- _Actividad_:
Transcribe el texto sobre corrupción y Derechos Humanos desde "La actividad tuvo" hasta "internacional como nacional." y sustituye "charla" por "conferencia".

Elizabeth Odio Benito habló acerca de la corrupción y su incidencia en los Derechos Humanos

 "Si una sociedad se corrompe, se afecta la calidad de la democracia y con ello se lesiona el uso, el goce y el disfrute de los Derechos Humanos", Elizabeth Odio Benito.

  

La actividad tuvo lugar en las instalaciones de la sede central de la Universidad Estatal a Distancia (UNED).La Maestría en Administración de Negocios, del Sistema de Estudios de Posgrado (SEP) llevó a cabo la charla "Corrupción y derechos humanos", la cual tuvo como expositora a la doctora Elizabeth Odio Benito, Magistrada de la Corte Penal Internacional.  

    

El tema principal al que se refirió la especialista fue la vinculación que existe entre corrupción y Derechos Humanos, y el impacto que este causa en la sociedad. De igual manera, llamó la atención a la población en general a poner cuidado en los hechos  recientes de corrupción, lo cual ha tenido como autores principales a las transnacionales y funcionarios públicos vinculados a la política, tanto a nivel internacional como nacional.

  

Para la Magistrada, uno de los actores de corrupción son las grandes corporaciones y las diversas transnacionales que sobornan a los políticos de países en desarrollo para ganar concesiones o licitaciones, que posteriormente son recuperados con la reducción del pago de impuestos.

  

"Todos hemos oído que las transnacionales que producen ropas deportivas muchas veces contratan en países como África y Asia a niños y niñas para que trabajen en esas maquilas, lo cual es consentido por los funcionarios públicos, quienes cometen actos de corrupción al recibir sobornos por parte de esas transnacionales, haciéndose de la vista gorda. Otro ejemplo es la explotación sexual comercial, que cuenta con la complicidad de los políticos, los policías e incluso entidades que extienden los pasaportes para facilitar esos actos corruptos que atropellan los derechos de esas personas. De igual manera ocurre en el área de salud, ambiente, educación y las garantías sociales", manifestó Odio Benito.

  

"En ese sentido, hace algún tiempo se comenzó a discutir en diferentes foros mundiales, como en Europa, donde he tenido la experiencia de estar en los últimos años, los vínculos que existen en el sector público y privado en relación con la corrupción y cómo este afecta el disfrute de los Derechos Humanos, y cómo estas prácticas corruptas impiden que el Estado y los gobiernos cumplan con sus obligaciones de proteger y resguardar los esos derechos fundamentales, los cuales están consagrados en diversos organismos internacionales desde mediados del siglo pasado", indicó.

- _Filas proporcionadas_:
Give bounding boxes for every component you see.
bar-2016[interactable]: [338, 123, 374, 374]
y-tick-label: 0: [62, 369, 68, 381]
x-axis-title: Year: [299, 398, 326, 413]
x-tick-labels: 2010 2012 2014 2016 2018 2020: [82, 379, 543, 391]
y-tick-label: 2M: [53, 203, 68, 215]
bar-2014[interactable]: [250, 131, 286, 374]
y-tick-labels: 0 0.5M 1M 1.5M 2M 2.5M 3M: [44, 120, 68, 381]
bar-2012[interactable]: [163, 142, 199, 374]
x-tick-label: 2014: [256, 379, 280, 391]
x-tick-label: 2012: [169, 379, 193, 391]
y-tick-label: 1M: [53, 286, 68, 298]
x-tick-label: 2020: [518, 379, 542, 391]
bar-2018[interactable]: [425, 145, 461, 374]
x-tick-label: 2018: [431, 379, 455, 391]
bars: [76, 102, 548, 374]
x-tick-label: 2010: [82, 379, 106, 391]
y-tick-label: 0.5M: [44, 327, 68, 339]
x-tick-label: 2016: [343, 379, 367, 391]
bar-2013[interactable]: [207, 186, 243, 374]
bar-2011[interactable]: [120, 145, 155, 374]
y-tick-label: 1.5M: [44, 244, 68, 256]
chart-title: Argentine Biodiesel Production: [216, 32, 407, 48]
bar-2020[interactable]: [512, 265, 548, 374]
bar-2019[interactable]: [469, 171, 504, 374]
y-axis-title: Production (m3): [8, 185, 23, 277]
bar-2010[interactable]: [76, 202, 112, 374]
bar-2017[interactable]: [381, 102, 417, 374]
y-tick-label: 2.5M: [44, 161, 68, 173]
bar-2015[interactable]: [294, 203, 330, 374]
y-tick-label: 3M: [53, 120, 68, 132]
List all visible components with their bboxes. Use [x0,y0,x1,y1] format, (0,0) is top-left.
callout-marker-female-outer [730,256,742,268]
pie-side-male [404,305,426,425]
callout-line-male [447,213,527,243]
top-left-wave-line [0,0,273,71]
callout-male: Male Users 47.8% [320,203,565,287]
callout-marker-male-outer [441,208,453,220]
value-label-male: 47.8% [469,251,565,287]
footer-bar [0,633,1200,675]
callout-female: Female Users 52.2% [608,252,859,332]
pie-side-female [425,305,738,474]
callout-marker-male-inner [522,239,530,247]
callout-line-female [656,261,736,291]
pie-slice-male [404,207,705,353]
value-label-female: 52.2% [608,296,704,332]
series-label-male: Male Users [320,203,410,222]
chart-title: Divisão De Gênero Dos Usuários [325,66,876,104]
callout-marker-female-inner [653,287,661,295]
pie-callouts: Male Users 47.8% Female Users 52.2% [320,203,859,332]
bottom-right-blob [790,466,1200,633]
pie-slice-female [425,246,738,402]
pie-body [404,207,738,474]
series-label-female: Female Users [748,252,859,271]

- _Ejercicio resuelto_:
La actividad tuvo lugar en las instalaciones de la sede central de la Universidad Estatal a Distancia (UNED).La Maestría en Administración de Negocios, del Sistema de Estudios de Posgrado (SEP) llevó a cabo la conferencia "Corrupción y derechos humanos", la cual tuvo como expositora a la doctora Elizabeth Odio Benito, Magistrada de la Corte Penal Internacional.  

    

El tema principal al que se refirió la especialista fue la vinculación que existe entre corrupción y Derechos Humanos, y el impacto que este causa en la sociedad. De igual manera, llamó la atención a la población en general a poner cuidado en los hechos  recientes de corrupción, lo cual ha tenido como autores principales a las transnacionales y funcionarios públicos vinculados a la política, tanto a nivel internacional como nacional.